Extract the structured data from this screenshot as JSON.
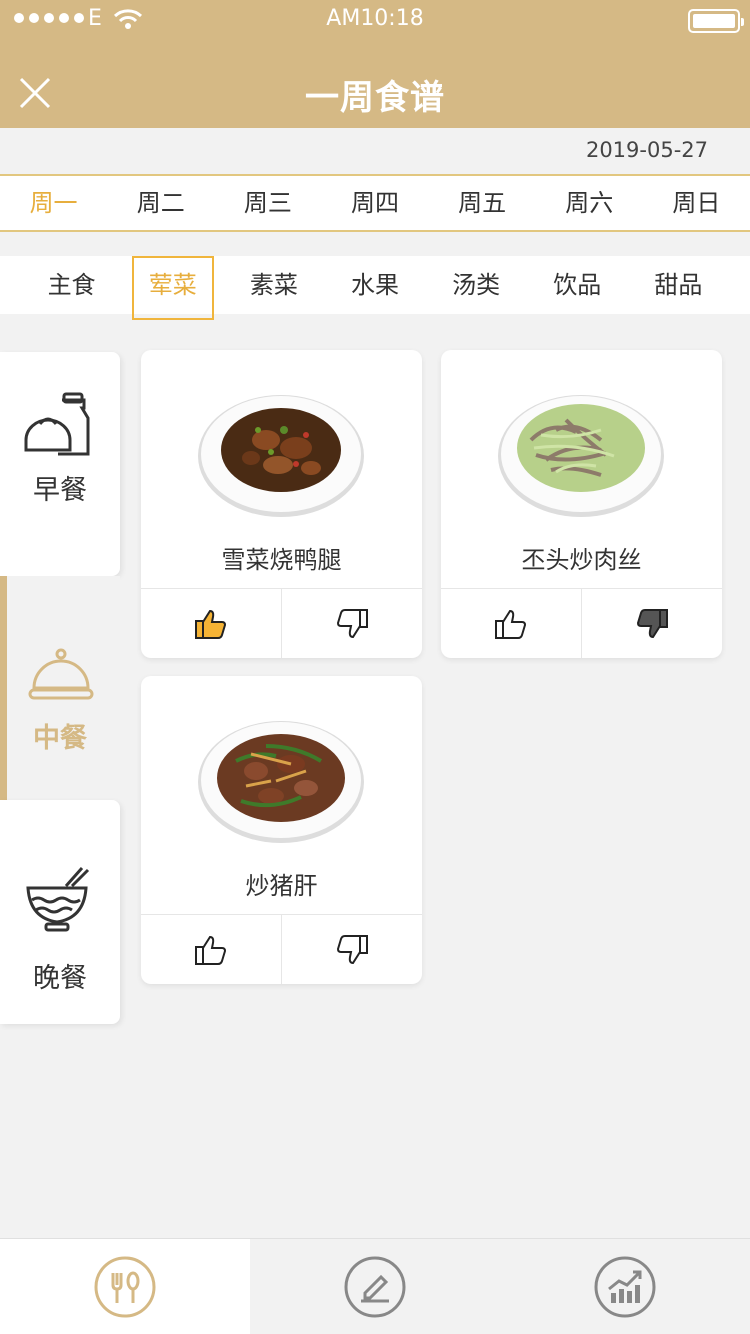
{
  "status": {
    "carrier": "E",
    "time": "AM10:18"
  },
  "nav": {
    "title": "一周食谱"
  },
  "date": "2019-05-27",
  "weekdays": [
    "周一",
    "周二",
    "周三",
    "周四",
    "周五",
    "周六",
    "周日"
  ],
  "active_weekday": "周一",
  "categories": [
    "主食",
    "荤菜",
    "素菜",
    "水果",
    "汤类",
    "饮品",
    "甜品"
  ],
  "active_category": "荤菜",
  "meals": {
    "breakfast": "早餐",
    "lunch": "中餐",
    "dinner": "晚餐",
    "active": "中餐"
  },
  "dishes": [
    {
      "name": "雪菜烧鸭腿",
      "liked": true,
      "disliked": false
    },
    {
      "name": "丕头炒肉丝",
      "liked": false,
      "disliked": true
    },
    {
      "name": "炒猪肝",
      "liked": false,
      "disliked": false
    }
  ],
  "tabs": [
    {
      "icon": "fork-spoon-icon",
      "active": true
    },
    {
      "icon": "edit-icon",
      "active": false
    },
    {
      "icon": "chart-icon",
      "active": false
    }
  ],
  "colors": {
    "brand": "#d5b985",
    "accent": "#e7ae3d",
    "like": "#f5b335",
    "dislike": "#555555"
  }
}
☆ ☆ ☆ ☆ ☆ ☆ ☆
SHORT TASK ▸
Skip the pictures and transcribe the rest of the records exactly.

WRITTEN RESPONSE ▸
Extract the structured data from this screenshot as JSON.
{
  "status": {
    "carrier": "E",
    "time": "AM10:18"
  },
  "nav": {
    "title": "一周食谱"
  },
  "date": "2019-05-27",
  "weekdays": [
    "周一",
    "周二",
    "周三",
    "周四",
    "周五",
    "周六",
    "周日"
  ],
  "active_weekday": "周一",
  "categories": [
    "主食",
    "荤菜",
    "素菜",
    "水果",
    "汤类",
    "饮品",
    "甜品"
  ],
  "active_category": "荤菜",
  "meals": {
    "breakfast": "早餐",
    "lunch": "中餐",
    "dinner": "晚餐",
    "active": "中餐"
  },
  "dishes": [
    {
      "name": "雪菜烧鸭腿",
      "liked": true,
      "disliked": false
    },
    {
      "name": "丕头炒肉丝",
      "liked": false,
      "disliked": true
    },
    {
      "name": "炒猪肝",
      "liked": false,
      "disliked": false
    }
  ],
  "tabs": [
    {
      "icon": "fork-spoon-icon",
      "active": true
    },
    {
      "icon": "edit-icon",
      "active": false
    },
    {
      "icon": "chart-icon",
      "active": false
    }
  ],
  "colors": {
    "brand": "#d5b985",
    "accent": "#e7ae3d",
    "like": "#f5b335",
    "dislike": "#555555"
  }
}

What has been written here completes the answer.